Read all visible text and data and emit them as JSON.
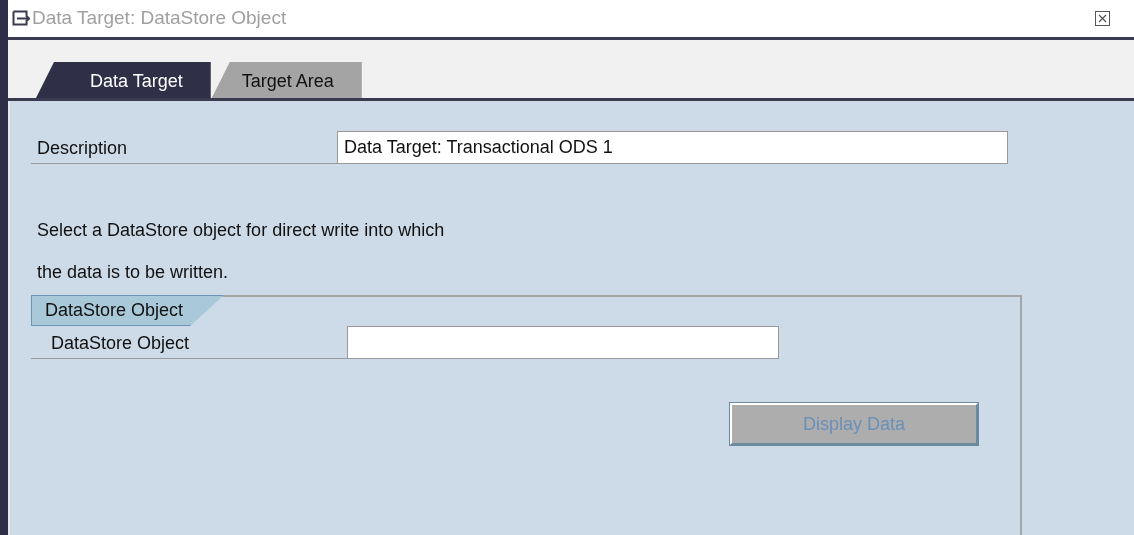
{
  "window": {
    "title": "Data Target: DataStore Object"
  },
  "tabs": [
    {
      "label": "Data Target",
      "selected": true
    },
    {
      "label": "Target Area",
      "selected": false
    }
  ],
  "description": {
    "label": "Description",
    "value": "Data Target: Transactional ODS 1"
  },
  "instruction": [
    "Select a DataStore object for direct write into which",
    "the data is to be written."
  ],
  "group": {
    "title": "DataStore Object",
    "field": {
      "label": "DataStore Object"
    },
    "button": {
      "label": "Display Data",
      "disabled": true
    }
  }
}
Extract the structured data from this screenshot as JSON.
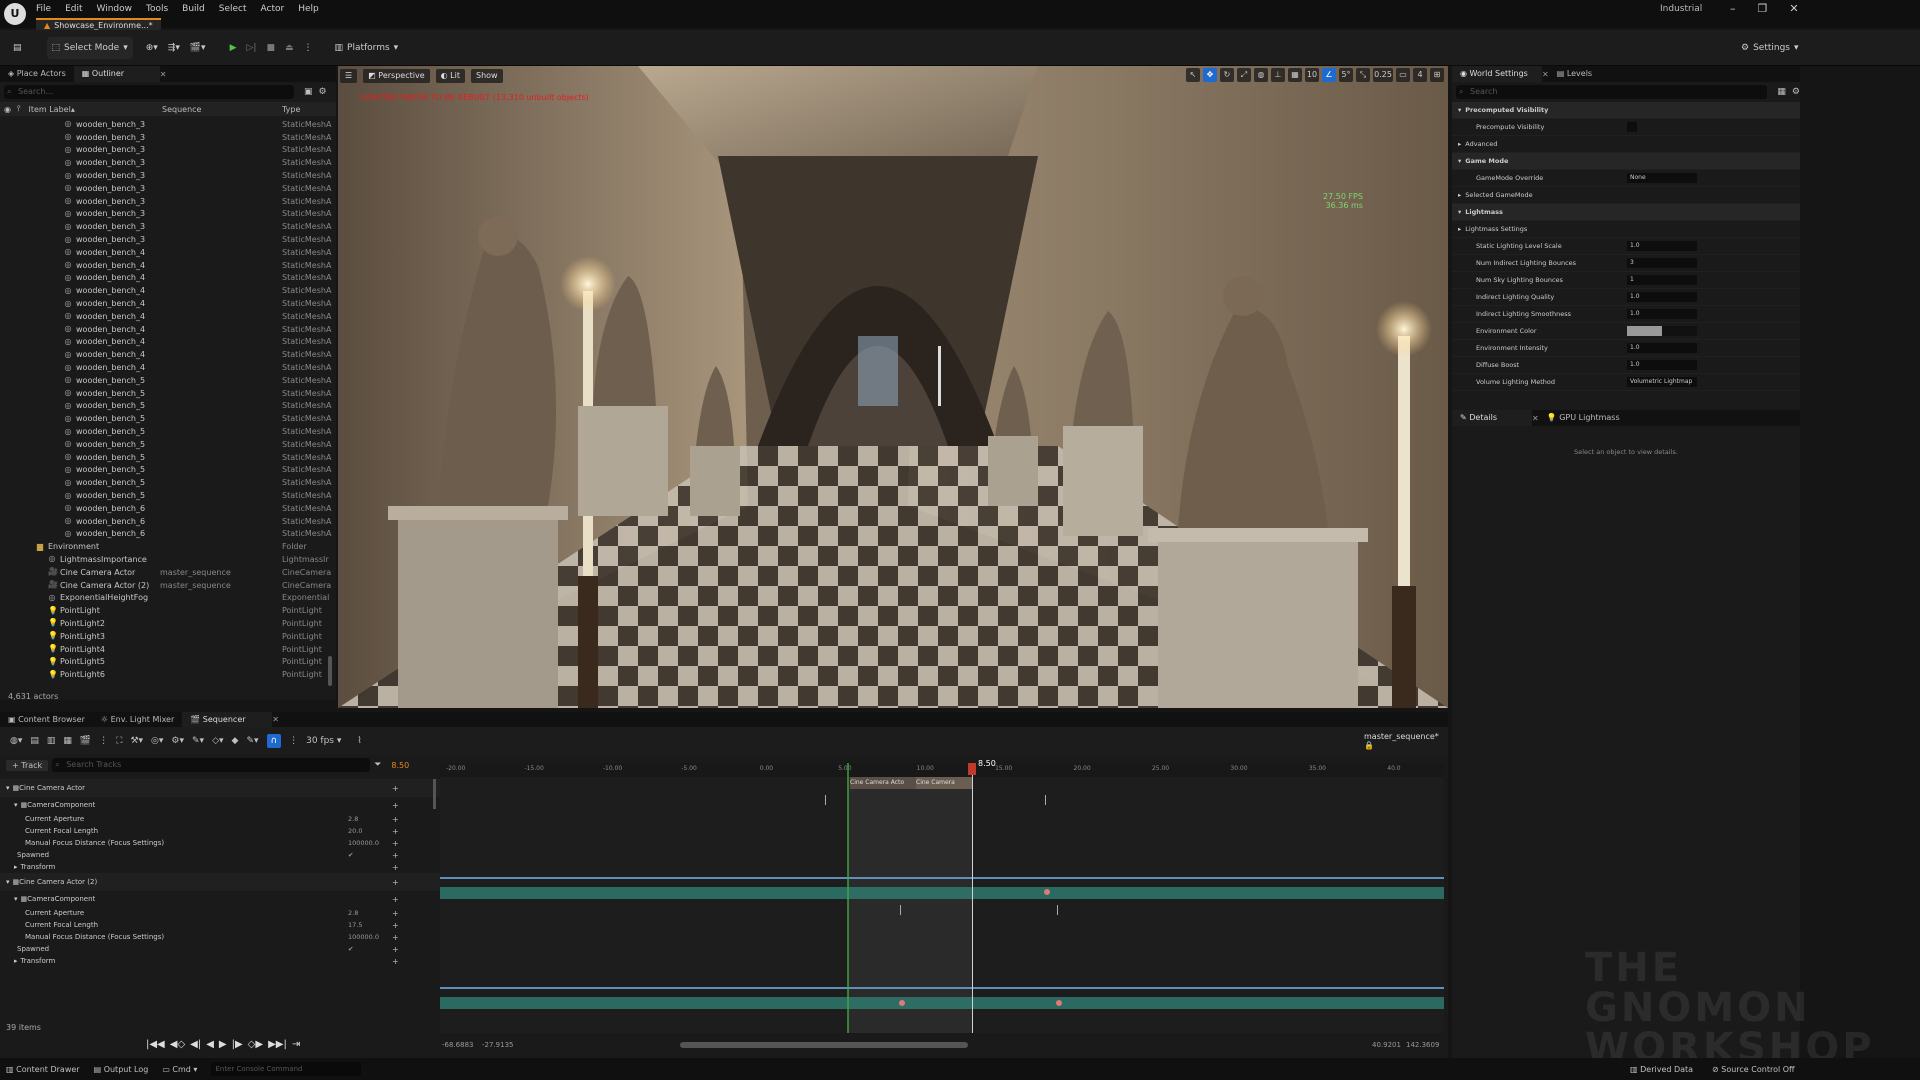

GIVEN EXERCISE — Exclude the pictures, and transcribe all of the material exactly.

ANSWER TO THIS TASK —
Read all visible text and data and emit them as JSON.
{
  "window": {
    "title": "Data Target: DataStore Object"
  },
  "tabs": [
    {
      "label": "Data Target",
      "selected": true
    },
    {
      "label": "Target Area",
      "selected": false
    }
  ],
  "description": {
    "label": "Description",
    "value": "Data Target: Transactional ODS 1"
  },
  "instruction": [
    "Select a DataStore object for direct write into which",
    "the data is to be written."
  ],
  "group": {
    "title": "DataStore Object",
    "field": {
      "label": "DataStore Object"
    },
    "button": {
      "label": "Display Data",
      "disabled": true
    }
  }
}
Extract the structured data from this screenshot as JSON.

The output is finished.